_Written exercise_:
Go through the entries below and collect each line with the string "Privacy" in it.

* Start Data provided *

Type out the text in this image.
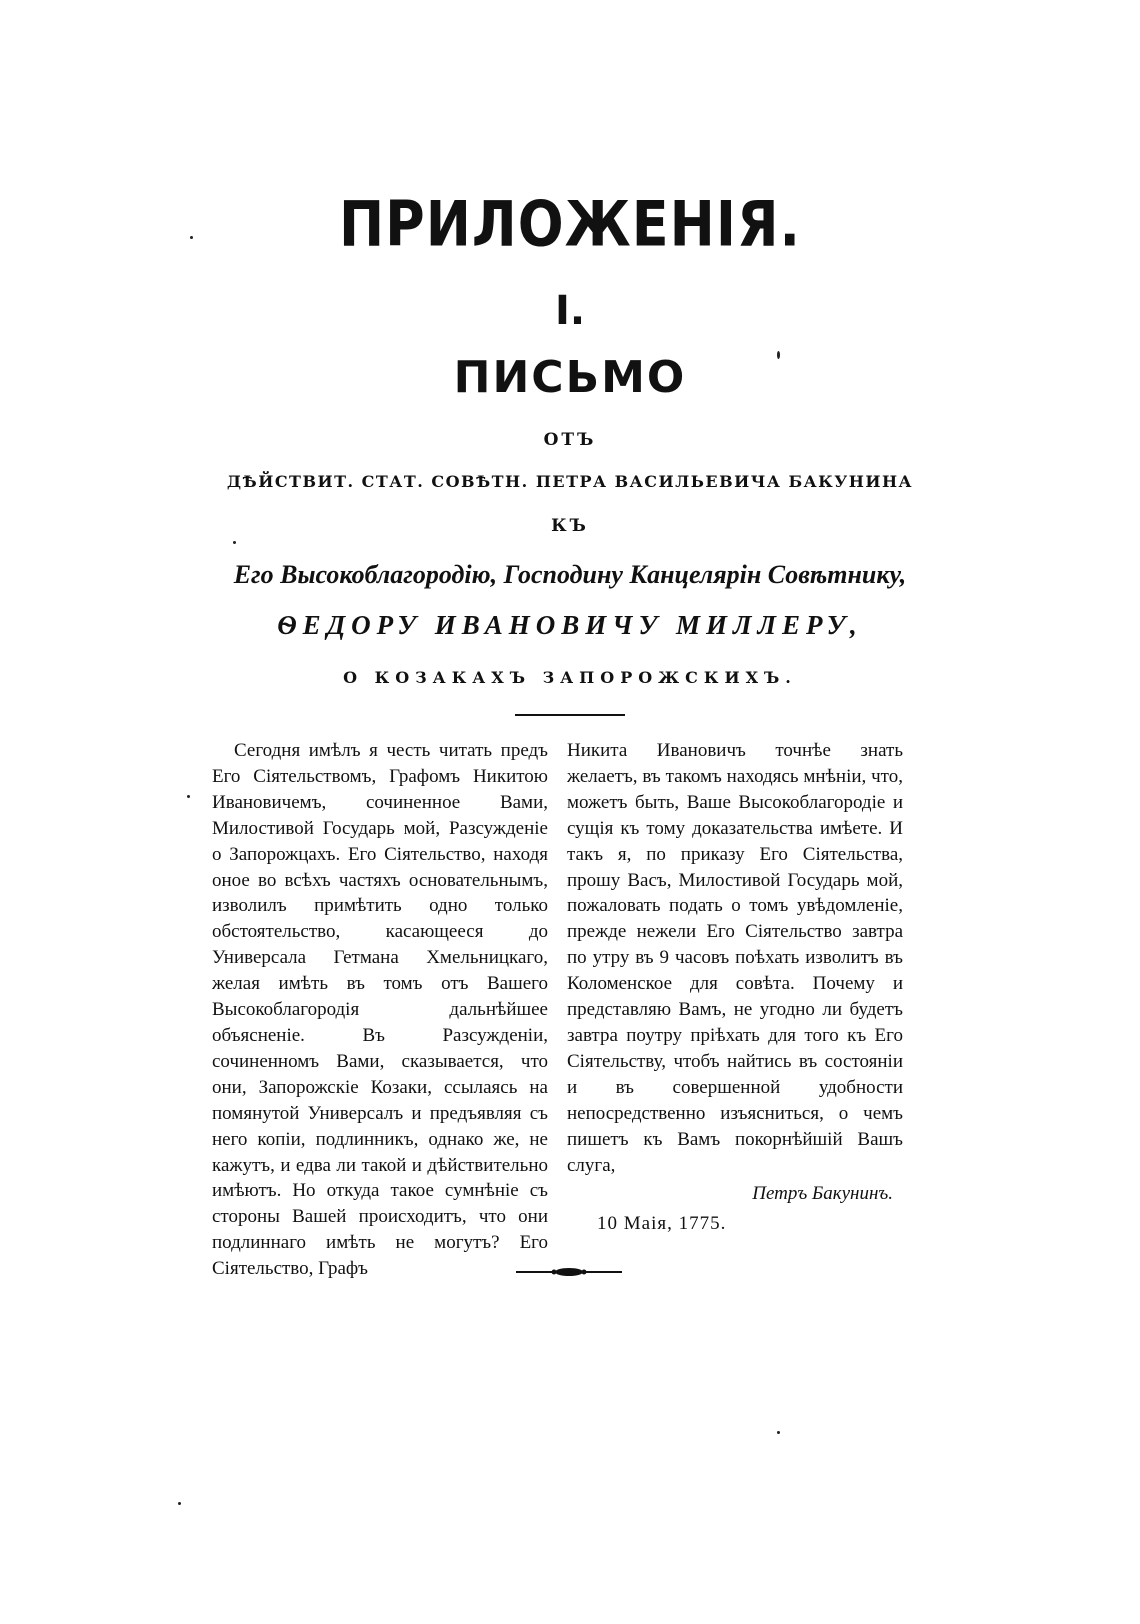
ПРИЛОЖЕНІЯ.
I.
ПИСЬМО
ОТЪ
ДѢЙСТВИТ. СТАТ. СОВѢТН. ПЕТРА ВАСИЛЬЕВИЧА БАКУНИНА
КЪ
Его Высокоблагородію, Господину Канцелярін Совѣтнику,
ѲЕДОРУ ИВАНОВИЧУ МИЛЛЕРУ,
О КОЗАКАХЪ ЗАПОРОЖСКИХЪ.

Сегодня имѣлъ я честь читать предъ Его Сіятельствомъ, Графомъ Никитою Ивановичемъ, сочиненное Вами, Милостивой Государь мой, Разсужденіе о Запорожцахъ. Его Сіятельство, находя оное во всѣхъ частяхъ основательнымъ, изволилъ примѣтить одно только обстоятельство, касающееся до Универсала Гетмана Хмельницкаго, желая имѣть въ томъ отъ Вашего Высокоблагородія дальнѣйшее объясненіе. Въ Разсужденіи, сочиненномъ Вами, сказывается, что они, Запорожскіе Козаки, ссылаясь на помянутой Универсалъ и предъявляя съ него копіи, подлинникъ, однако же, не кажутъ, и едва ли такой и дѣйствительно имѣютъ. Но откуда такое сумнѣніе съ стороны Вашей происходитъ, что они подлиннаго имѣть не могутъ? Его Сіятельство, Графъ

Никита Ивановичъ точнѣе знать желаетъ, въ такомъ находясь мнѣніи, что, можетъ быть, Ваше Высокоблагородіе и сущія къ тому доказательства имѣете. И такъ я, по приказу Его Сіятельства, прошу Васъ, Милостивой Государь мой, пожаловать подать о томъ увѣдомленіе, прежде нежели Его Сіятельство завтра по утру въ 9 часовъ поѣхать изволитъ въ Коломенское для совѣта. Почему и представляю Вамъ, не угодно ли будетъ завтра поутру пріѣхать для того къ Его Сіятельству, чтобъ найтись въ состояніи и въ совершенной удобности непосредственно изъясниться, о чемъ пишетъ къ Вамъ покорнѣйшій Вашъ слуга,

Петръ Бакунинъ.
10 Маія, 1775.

* End Data provided *
* Start Data provided *

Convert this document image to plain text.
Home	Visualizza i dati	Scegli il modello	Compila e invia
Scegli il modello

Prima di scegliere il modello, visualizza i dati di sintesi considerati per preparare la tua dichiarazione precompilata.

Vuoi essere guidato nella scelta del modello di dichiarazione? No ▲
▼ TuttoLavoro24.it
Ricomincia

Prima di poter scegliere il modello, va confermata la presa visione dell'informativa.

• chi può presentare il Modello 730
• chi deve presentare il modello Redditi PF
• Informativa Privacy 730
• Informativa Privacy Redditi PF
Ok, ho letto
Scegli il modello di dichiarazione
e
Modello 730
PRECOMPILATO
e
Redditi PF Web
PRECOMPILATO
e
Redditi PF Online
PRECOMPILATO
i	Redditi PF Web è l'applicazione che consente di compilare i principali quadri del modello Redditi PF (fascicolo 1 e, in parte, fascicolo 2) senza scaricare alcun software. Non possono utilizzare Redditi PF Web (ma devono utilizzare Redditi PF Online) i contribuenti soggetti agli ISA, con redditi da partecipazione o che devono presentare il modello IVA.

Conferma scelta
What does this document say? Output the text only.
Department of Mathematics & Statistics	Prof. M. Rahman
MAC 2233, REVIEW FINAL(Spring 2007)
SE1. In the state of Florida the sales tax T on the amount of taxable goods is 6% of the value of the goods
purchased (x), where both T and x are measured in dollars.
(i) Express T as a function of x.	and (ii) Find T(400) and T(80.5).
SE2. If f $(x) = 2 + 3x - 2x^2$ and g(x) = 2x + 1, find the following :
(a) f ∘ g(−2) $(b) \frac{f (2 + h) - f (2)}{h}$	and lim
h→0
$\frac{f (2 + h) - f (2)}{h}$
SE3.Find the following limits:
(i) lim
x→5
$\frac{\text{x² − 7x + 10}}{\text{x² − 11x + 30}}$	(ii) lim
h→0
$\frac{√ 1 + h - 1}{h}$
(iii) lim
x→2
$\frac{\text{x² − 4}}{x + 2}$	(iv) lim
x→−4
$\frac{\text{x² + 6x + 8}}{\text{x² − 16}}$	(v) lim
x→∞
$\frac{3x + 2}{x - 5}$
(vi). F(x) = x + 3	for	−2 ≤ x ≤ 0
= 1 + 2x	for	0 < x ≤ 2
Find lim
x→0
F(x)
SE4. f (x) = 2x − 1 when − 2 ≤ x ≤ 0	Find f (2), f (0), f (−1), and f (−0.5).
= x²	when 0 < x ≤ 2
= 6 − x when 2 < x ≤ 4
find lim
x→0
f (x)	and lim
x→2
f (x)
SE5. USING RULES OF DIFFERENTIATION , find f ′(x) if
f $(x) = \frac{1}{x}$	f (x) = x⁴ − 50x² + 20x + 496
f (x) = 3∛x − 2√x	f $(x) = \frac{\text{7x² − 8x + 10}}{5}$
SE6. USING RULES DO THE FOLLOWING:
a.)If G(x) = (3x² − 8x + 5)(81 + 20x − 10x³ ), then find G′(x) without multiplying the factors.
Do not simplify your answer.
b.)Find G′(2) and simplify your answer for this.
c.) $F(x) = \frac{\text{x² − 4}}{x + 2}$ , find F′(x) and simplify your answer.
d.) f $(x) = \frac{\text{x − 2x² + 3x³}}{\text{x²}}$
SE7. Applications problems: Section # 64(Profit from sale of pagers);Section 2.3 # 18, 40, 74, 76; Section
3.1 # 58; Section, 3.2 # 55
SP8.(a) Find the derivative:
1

* End Data provided *
* Start Data provided *

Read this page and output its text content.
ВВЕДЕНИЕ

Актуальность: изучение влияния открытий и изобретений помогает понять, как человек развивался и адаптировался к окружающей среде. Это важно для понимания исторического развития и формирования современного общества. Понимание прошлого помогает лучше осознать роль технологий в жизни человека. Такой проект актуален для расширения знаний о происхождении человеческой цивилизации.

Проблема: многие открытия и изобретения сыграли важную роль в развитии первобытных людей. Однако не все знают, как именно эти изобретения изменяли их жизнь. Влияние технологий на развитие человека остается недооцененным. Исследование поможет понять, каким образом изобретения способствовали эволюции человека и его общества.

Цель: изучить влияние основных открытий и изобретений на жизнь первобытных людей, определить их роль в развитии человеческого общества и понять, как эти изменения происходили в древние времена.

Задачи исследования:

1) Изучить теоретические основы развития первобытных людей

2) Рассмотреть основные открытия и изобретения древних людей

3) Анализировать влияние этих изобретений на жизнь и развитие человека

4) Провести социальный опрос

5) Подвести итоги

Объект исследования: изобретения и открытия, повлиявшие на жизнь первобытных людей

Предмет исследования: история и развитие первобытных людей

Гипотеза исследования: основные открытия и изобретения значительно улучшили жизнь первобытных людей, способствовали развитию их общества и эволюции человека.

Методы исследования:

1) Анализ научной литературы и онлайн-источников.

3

* End Data provided *

_The answer_:
• Informativa Privacy 730
• Informativa Privacy Redditi PF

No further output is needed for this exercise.